→ **DIRECTION**
Filter the entries below, keeping only lines with the word "услуг".

(Data records)
------------------------------

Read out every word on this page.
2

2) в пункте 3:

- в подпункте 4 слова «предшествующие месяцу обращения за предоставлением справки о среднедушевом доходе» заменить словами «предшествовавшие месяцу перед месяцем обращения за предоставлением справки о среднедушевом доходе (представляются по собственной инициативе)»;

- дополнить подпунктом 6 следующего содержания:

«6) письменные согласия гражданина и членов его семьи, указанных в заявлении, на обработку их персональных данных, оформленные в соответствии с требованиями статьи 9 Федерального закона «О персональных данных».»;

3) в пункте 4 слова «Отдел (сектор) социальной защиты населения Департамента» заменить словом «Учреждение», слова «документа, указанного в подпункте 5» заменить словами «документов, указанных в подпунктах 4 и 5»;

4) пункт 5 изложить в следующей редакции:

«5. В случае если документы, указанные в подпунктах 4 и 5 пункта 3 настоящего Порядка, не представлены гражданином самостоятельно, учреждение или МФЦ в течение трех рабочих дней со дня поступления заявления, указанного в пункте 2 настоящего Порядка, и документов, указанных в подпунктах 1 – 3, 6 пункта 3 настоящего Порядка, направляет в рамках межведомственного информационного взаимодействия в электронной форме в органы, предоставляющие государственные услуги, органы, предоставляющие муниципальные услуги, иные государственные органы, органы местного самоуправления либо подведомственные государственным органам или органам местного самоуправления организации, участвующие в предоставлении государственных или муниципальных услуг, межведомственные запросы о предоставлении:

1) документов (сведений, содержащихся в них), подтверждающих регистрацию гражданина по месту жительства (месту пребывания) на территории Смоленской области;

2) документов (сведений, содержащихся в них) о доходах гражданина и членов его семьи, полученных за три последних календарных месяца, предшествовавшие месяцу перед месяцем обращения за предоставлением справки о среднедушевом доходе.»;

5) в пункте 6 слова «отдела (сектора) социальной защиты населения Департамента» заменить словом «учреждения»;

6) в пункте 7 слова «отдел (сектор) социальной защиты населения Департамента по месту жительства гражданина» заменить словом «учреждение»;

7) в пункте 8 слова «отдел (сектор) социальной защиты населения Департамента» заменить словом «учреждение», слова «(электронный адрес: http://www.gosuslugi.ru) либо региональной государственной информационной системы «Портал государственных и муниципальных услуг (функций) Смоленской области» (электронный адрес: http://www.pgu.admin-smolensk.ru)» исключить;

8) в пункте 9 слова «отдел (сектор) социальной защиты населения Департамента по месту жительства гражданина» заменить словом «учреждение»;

------------------------------

→ **RESPONSE**
«5. В случае если документы, указанные в подпунктах 4 и 5 пункта 3 настоящего Порядка, не представлены гражданином самостоятельно, учреждение или МФЦ в течение трех рабочих дней со дня поступления заявления, указанного в пункте 2 настоящего Порядка, и документов, указанных в подпунктах 1 – 3, 6 пункта 3 настоящего Порядка, направляет в рамках межведомственного информационного взаимодействия в электронной форме в органы, предоставляющие государственные услуги, органы, предоставляющие муниципальные услуги, иные государственные органы, органы местного самоуправления либо подведомственные государственным органам или органам местного самоуправления организации, участвующие в предоставлении государственных или муниципальных услуг, межведомственные запросы о предоставлении:
7) в пункте 8 слова «отдел (сектор) социальной защиты населения Департамента» заменить словом «учреждение», слова «(электронный адрес: http://www.gosuslugi.ru) либо региональной государственной информационной системы «Портал государственных и муниципальных услуг (функций) Смоленской области» (электронный адрес: http://www.pgu.admin-smolensk.ru)» исключить;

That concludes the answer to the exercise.